[Dataset entries]

┄┄┄┄┄┄

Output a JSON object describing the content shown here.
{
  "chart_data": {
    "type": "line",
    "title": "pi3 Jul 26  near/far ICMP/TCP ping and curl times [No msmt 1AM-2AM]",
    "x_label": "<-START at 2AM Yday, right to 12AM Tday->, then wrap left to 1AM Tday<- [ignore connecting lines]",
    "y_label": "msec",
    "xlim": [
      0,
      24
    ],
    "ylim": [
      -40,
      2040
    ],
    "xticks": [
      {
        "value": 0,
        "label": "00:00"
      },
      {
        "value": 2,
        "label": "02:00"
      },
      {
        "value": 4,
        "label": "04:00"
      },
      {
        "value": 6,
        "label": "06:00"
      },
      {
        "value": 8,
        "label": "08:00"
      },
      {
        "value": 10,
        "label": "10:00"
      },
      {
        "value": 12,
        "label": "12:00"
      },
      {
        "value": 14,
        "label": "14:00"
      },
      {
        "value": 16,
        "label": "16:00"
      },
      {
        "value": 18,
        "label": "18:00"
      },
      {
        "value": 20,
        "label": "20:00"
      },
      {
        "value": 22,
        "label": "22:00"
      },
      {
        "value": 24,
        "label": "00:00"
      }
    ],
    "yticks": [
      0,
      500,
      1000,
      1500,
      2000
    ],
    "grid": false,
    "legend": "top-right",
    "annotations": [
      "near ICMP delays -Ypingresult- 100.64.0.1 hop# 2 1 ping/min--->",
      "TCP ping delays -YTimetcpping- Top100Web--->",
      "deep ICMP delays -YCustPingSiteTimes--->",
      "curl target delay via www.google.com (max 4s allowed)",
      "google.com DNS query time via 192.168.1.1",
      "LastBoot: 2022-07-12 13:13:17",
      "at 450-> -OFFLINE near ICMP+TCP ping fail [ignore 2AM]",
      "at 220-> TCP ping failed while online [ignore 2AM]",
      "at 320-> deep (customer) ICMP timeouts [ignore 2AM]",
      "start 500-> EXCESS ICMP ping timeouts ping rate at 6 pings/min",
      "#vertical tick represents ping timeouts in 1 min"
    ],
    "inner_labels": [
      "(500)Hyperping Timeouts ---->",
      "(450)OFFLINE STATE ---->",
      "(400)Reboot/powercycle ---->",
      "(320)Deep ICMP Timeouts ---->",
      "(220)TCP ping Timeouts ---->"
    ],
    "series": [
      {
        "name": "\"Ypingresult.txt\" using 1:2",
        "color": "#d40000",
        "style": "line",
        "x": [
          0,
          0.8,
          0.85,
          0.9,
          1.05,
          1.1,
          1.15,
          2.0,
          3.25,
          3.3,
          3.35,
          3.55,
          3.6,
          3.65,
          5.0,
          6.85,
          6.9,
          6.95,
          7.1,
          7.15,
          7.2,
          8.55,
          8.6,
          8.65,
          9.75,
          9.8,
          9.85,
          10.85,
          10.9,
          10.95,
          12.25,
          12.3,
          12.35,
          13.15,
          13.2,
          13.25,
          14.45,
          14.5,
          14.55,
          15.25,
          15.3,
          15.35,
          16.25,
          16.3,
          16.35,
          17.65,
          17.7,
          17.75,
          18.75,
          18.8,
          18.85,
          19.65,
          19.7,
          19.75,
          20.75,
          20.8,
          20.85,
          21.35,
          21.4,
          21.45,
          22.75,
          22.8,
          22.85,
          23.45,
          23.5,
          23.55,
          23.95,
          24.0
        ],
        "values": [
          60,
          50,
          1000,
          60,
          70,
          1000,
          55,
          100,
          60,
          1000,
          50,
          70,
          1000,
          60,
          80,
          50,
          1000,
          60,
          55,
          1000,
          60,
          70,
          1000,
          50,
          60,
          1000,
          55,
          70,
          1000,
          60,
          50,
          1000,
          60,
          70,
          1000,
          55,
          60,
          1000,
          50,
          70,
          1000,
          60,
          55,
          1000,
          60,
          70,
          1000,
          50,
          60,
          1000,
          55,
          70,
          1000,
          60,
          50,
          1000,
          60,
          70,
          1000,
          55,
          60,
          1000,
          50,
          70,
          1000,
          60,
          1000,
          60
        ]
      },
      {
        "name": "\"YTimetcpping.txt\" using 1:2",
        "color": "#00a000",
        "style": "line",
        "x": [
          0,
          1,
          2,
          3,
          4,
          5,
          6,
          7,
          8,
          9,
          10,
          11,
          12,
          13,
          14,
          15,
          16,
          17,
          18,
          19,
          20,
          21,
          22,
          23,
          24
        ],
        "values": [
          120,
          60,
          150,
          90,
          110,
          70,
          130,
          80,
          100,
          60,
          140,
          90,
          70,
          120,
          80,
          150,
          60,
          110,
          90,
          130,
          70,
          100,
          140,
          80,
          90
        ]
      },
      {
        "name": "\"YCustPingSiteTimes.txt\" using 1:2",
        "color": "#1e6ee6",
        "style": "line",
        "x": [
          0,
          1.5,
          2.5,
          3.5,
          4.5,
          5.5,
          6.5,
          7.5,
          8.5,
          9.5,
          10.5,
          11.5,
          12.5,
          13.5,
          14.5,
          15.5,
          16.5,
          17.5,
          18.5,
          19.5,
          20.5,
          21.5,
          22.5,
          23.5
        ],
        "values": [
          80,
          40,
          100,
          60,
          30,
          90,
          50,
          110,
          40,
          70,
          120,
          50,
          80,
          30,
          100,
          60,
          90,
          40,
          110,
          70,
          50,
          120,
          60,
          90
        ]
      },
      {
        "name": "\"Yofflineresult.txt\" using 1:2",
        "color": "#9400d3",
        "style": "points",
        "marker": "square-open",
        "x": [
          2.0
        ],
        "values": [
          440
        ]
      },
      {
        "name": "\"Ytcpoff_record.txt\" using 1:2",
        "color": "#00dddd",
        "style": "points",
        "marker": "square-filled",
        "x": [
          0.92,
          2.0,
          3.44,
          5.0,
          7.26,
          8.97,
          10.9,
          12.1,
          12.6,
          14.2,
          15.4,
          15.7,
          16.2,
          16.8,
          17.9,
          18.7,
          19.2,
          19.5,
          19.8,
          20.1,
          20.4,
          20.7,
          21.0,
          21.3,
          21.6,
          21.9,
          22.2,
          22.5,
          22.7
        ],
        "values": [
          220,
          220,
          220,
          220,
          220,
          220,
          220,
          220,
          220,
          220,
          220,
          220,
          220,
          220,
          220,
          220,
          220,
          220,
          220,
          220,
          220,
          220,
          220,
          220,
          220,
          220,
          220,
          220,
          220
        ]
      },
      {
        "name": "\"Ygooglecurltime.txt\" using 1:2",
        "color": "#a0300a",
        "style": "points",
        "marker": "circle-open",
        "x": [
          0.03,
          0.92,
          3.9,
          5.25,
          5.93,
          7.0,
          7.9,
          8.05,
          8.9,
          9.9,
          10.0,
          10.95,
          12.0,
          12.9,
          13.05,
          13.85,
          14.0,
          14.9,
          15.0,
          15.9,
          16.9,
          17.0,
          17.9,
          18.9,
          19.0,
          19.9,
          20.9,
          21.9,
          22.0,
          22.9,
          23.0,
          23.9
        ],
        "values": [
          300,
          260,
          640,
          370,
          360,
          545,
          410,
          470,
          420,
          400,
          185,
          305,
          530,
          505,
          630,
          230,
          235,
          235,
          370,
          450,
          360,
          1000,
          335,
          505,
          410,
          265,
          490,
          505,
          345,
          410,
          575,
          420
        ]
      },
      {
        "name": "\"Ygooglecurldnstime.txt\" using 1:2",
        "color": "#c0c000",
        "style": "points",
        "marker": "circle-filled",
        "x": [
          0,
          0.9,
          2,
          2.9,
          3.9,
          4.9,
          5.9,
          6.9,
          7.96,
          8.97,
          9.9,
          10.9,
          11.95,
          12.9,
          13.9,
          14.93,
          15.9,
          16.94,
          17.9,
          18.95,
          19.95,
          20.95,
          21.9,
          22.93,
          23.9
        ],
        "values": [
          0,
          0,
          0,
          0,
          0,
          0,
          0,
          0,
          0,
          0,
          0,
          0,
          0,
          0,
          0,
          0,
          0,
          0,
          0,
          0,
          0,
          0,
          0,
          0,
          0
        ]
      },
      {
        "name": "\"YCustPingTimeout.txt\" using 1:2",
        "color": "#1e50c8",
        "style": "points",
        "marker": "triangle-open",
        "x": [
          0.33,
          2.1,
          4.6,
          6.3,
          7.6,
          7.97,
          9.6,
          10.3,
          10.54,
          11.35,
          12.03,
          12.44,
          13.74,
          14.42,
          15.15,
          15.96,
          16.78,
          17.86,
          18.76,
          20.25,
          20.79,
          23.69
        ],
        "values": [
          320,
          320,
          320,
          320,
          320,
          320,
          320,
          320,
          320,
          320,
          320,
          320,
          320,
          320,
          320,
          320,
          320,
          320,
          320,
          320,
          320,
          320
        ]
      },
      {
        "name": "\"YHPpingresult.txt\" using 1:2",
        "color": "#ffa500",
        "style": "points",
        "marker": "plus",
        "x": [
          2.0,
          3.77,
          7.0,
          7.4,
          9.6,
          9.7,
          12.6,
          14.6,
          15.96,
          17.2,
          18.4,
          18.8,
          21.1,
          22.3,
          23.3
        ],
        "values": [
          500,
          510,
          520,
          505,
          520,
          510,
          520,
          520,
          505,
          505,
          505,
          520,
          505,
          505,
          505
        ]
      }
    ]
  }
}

┄┄┄┄┄┄

- **Exercise directions**
Give only the number of lines in the data that hold the word "right".

- **Completed task**
2